[Figure content listings]
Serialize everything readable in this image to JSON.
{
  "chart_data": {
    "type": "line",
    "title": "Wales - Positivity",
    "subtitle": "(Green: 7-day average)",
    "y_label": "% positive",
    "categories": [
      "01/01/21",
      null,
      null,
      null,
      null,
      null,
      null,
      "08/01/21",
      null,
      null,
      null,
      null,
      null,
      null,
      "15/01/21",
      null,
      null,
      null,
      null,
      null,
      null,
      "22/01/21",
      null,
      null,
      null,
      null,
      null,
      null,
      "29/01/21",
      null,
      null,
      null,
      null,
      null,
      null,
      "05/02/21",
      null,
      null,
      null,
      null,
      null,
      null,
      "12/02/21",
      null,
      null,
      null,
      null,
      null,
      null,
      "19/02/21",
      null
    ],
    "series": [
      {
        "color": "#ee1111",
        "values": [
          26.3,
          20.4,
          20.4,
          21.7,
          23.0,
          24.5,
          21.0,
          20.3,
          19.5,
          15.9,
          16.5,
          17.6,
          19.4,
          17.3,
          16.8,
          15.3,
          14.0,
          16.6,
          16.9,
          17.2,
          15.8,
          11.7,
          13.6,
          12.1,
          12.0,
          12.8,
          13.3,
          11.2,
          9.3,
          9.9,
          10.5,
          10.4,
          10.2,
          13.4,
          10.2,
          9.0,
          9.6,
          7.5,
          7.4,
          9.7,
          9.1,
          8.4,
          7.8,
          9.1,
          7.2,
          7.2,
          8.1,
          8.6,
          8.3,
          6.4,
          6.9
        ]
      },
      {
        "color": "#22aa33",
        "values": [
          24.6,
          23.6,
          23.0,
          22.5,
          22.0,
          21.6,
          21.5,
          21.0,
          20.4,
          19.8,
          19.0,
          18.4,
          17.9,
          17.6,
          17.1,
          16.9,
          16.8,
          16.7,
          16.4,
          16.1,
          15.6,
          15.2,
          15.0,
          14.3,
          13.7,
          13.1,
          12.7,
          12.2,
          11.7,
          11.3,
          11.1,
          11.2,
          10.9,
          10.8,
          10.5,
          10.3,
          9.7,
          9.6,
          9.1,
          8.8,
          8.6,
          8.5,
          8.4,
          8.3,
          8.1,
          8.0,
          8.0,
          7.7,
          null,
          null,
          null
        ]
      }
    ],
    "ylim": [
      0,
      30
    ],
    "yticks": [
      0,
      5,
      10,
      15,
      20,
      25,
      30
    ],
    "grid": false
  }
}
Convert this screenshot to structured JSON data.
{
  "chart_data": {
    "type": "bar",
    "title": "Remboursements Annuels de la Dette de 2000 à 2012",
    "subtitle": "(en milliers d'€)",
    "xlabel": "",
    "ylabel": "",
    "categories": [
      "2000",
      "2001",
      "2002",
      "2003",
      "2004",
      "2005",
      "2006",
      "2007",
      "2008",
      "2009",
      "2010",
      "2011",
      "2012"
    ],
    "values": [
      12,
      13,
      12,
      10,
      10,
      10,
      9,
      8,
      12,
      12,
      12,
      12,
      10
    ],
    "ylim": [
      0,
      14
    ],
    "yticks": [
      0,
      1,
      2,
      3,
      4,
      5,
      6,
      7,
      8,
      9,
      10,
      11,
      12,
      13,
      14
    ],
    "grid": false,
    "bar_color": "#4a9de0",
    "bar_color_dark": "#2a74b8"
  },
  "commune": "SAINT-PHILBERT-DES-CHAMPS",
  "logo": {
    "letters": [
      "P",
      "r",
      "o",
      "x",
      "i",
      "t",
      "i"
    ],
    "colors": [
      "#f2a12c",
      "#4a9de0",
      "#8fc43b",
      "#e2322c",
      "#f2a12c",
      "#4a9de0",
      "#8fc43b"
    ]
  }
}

▶ Given request
Give back the lines above exactly, from the one with "Convert this screenshot" through the last line.

▶ Worked solution
Convert this screenshot to structured JSON data.
{
  "chart_data": {
    "type": "bar",
    "title": "Remboursements Annuels de la Dette de 2000 à 2012",
    "subtitle": "(en milliers d'€)",
    "xlabel": "",
    "ylabel": "",
    "categories": [
      "2000",
      "2001",
      "2002",
      "2003",
      "2004",
      "2005",
      "2006",
      "2007",
      "2008",
      "2009",
      "2010",
      "2011",
      "2012"
    ],
    "values": [
      12,
      13,
      12,
      10,
      10,
      10,
      9,
      8,
      12,
      12,
      12,
      12,
      10
    ],
    "ylim": [
      0,
      14
    ],
    "yticks": [
      0,
      1,
      2,
      3,
      4,
      5,
      6,
      7,
      8,
      9,
      10,
      11,
      12,
      13,
      14
    ],
    "grid": false,
    "bar_color": "#4a9de0",
    "bar_color_dark": "#2a74b8"
  },
  "commune": "SAINT-PHILBERT-DES-CHAMPS",
  "logo": {
    "letters": [
      "P",
      "r",
      "o",
      "x",
      "i",
      "t",
      "i"
    ],
    "colors": [
      "#f2a12c",
      "#4a9de0",
      "#8fc43b",
      "#e2322c",
      "#f2a12c",
      "#4a9de0",
      "#8fc43b"
    ]
  }
}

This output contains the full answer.